§ TRY IT
Set down every line of the data, unchanged and complete.

§ EXERCISE INPUTS
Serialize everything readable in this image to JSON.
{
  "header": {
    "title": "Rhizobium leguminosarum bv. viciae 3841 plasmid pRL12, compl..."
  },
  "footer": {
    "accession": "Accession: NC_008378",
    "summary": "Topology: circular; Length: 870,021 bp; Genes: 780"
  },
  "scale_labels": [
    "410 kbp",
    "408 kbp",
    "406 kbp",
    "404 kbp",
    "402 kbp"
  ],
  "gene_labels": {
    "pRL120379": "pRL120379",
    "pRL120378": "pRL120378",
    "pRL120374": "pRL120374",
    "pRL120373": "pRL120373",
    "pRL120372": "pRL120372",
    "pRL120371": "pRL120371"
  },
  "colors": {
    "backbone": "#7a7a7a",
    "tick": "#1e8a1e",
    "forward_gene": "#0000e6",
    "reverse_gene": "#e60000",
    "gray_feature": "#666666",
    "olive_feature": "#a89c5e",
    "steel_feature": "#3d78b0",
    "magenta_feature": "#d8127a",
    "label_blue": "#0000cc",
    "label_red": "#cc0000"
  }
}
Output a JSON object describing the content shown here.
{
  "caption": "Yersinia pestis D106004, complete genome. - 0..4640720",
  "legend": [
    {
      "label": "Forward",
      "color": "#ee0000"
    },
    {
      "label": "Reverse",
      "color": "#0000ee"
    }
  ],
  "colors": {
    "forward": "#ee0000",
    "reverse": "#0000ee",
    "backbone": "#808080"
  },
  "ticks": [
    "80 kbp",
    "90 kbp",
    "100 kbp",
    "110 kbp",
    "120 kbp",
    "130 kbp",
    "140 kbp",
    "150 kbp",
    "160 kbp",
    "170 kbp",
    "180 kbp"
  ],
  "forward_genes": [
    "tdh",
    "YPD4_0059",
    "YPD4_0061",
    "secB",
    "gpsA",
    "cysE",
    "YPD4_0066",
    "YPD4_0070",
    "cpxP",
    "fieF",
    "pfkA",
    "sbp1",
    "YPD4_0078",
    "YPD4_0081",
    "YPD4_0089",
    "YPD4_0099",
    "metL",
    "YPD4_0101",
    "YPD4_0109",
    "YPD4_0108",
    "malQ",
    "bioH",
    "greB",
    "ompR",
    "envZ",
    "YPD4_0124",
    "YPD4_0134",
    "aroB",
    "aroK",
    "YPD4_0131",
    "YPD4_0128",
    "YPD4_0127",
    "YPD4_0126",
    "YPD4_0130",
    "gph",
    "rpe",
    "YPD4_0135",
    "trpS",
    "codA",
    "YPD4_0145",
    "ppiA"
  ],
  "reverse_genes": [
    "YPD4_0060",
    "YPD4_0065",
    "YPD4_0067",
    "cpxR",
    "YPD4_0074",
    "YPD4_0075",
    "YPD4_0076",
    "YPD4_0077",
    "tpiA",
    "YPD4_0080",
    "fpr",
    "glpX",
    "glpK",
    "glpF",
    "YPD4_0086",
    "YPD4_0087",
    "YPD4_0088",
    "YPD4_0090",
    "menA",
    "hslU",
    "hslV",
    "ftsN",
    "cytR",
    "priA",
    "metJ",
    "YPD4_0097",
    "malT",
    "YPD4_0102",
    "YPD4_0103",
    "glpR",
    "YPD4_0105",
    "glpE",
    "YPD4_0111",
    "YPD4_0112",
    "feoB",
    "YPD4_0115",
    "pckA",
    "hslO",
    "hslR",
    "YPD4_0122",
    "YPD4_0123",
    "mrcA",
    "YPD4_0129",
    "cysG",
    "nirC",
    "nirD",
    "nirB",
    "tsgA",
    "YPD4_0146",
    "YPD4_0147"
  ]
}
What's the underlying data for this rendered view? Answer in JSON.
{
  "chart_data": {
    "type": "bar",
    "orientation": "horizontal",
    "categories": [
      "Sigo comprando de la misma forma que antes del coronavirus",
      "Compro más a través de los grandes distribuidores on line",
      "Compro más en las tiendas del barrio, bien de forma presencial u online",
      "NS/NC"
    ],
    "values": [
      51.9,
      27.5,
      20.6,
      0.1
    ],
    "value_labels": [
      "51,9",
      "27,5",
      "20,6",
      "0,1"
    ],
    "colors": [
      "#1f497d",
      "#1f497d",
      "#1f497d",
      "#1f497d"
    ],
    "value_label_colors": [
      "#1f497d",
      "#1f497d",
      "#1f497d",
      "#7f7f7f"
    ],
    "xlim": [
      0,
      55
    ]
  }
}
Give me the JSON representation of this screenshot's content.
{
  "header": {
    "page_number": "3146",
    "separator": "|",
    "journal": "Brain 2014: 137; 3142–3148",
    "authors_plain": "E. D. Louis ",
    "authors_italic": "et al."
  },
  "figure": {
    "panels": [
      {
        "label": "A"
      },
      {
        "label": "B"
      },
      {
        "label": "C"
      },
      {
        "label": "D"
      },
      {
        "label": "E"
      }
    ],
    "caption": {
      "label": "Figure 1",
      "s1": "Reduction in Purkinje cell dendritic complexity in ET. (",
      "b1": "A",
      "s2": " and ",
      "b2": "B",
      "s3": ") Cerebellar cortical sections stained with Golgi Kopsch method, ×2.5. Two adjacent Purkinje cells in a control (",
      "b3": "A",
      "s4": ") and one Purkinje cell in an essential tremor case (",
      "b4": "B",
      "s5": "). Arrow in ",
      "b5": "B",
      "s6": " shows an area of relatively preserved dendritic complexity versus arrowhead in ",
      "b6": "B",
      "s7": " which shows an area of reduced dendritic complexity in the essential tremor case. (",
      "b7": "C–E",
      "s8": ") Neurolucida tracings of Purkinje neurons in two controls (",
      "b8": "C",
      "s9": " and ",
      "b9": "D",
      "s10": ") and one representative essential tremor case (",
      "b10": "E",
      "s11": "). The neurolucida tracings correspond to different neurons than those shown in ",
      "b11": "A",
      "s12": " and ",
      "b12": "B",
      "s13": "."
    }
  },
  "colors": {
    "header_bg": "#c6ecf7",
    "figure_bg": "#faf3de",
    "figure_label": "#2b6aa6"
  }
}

§ REPLY TO THE EXERCISE
Serialize everything readable in this image to JSON.
{
  "header": {
    "title": "Rhizobium leguminosarum bv. viciae 3841 plasmid pRL12, compl..."
  },
  "footer": {
    "accession": "Accession: NC_008378",
    "summary": "Topology: circular; Length: 870,021 bp; Genes: 780"
  },
  "scale_labels": [
    "410 kbp",
    "408 kbp",
    "406 kbp",
    "404 kbp",
    "402 kbp"
  ],
  "gene_labels": {
    "pRL120379": "pRL120379",
    "pRL120378": "pRL120378",
    "pRL120374": "pRL120374",
    "pRL120373": "pRL120373",
    "pRL120372": "pRL120372",
    "pRL120371": "pRL120371"
  },
  "colors": {
    "backbone": "#7a7a7a",
    "tick": "#1e8a1e",
    "forward_gene": "#0000e6",
    "reverse_gene": "#e60000",
    "gray_feature": "#666666",
    "olive_feature": "#a89c5e",
    "steel_feature": "#3d78b0",
    "magenta_feature": "#d8127a",
    "label_blue": "#0000cc",
    "label_red": "#cc0000"
  }
}
Output a JSON object describing the content shown here.
{
  "caption": "Yersinia pestis D106004, complete genome. - 0..4640720",
  "legend": [
    {
      "label": "Forward",
      "color": "#ee0000"
    },
    {
      "label": "Reverse",
      "color": "#0000ee"
    }
  ],
  "colors": {
    "forward": "#ee0000",
    "reverse": "#0000ee",
    "backbone": "#808080"
  },
  "ticks": [
    "80 kbp",
    "90 kbp",
    "100 kbp",
    "110 kbp",
    "120 kbp",
    "130 kbp",
    "140 kbp",
    "150 kbp",
    "160 kbp",
    "170 kbp",
    "180 kbp"
  ],
  "forward_genes": [
    "tdh",
    "YPD4_0059",
    "YPD4_0061",
    "secB",
    "gpsA",
    "cysE",
    "YPD4_0066",
    "YPD4_0070",
    "cpxP",
    "fieF",
    "pfkA",
    "sbp1",
    "YPD4_0078",
    "YPD4_0081",
    "YPD4_0089",
    "YPD4_0099",
    "metL",
    "YPD4_0101",
    "YPD4_0109",
    "YPD4_0108",
    "malQ",
    "bioH",
    "greB",
    "ompR",
    "envZ",
    "YPD4_0124",
    "YPD4_0134",
    "aroB",
    "aroK",
    "YPD4_0131",
    "YPD4_0128",
    "YPD4_0127",
    "YPD4_0126",
    "YPD4_0130",
    "gph",
    "rpe",
    "YPD4_0135",
    "trpS",
    "codA",
    "YPD4_0145",
    "ppiA"
  ],
  "reverse_genes": [
    "YPD4_0060",
    "YPD4_0065",
    "YPD4_0067",
    "cpxR",
    "YPD4_0074",
    "YPD4_0075",
    "YPD4_0076",
    "YPD4_0077",
    "tpiA",
    "YPD4_0080",
    "fpr",
    "glpX",
    "glpK",
    "glpF",
    "YPD4_0086",
    "YPD4_0087",
    "YPD4_0088",
    "YPD4_0090",
    "menA",
    "hslU",
    "hslV",
    "ftsN",
    "cytR",
    "priA",
    "metJ",
    "YPD4_0097",
    "malT",
    "YPD4_0102",
    "YPD4_0103",
    "glpR",
    "YPD4_0105",
    "glpE",
    "YPD4_0111",
    "YPD4_0112",
    "feoB",
    "YPD4_0115",
    "pckA",
    "hslO",
    "hslR",
    "YPD4_0122",
    "YPD4_0123",
    "mrcA",
    "YPD4_0129",
    "cysG",
    "nirC",
    "nirD",
    "nirB",
    "tsgA",
    "YPD4_0146",
    "YPD4_0147"
  ]
}
What's the underlying data for this rendered view? Answer in JSON.
{
  "chart_data": {
    "type": "bar",
    "orientation": "horizontal",
    "categories": [
      "Sigo comprando de la misma forma que antes del coronavirus",
      "Compro más a través de los grandes distribuidores on line",
      "Compro más en las tiendas del barrio, bien de forma presencial u online",
      "NS/NC"
    ],
    "values": [
      51.9,
      27.5,
      20.6,
      0.1
    ],
    "value_labels": [
      "51,9",
      "27,5",
      "20,6",
      "0,1"
    ],
    "colors": [
      "#1f497d",
      "#1f497d",
      "#1f497d",
      "#1f497d"
    ],
    "value_label_colors": [
      "#1f497d",
      "#1f497d",
      "#1f497d",
      "#7f7f7f"
    ],
    "xlim": [
      0,
      55
    ]
  }
}
Give me the JSON representation of this screenshot's content.
{
  "header": {
    "page_number": "3146",
    "separator": "|",
    "journal": "Brain 2014: 137; 3142–3148",
    "authors_plain": "E. D. Louis ",
    "authors_italic": "et al."
  },
  "figure": {
    "panels": [
      {
        "label": "A"
      },
      {
        "label": "B"
      },
      {
        "label": "C"
      },
      {
        "label": "D"
      },
      {
        "label": "E"
      }
    ],
    "caption": {
      "label": "Figure 1",
      "s1": "Reduction in Purkinje cell dendritic complexity in ET. (",
      "b1": "A",
      "s2": " and ",
      "b2": "B",
      "s3": ") Cerebellar cortical sections stained with Golgi Kopsch method, ×2.5. Two adjacent Purkinje cells in a control (",
      "b3": "A",
      "s4": ") and one Purkinje cell in an essential tremor case (",
      "b4": "B",
      "s5": "). Arrow in ",
      "b5": "B",
      "s6": " shows an area of relatively preserved dendritic complexity versus arrowhead in ",
      "b6": "B",
      "s7": " which shows an area of reduced dendritic complexity in the essential tremor case. (",
      "b7": "C–E",
      "s8": ") Neurolucida tracings of Purkinje neurons in two controls (",
      "b8": "C",
      "s9": " and ",
      "b9": "D",
      "s10": ") and one representative essential tremor case (",
      "b10": "E",
      "s11": "). The neurolucida tracings correspond to different neurons than those shown in ",
      "b11": "A",
      "s12": " and ",
      "b12": "B",
      "s13": "."
    }
  },
  "colors": {
    "header_bg": "#c6ecf7",
    "figure_bg": "#faf3de",
    "figure_label": "#2b6aa6"
  }
}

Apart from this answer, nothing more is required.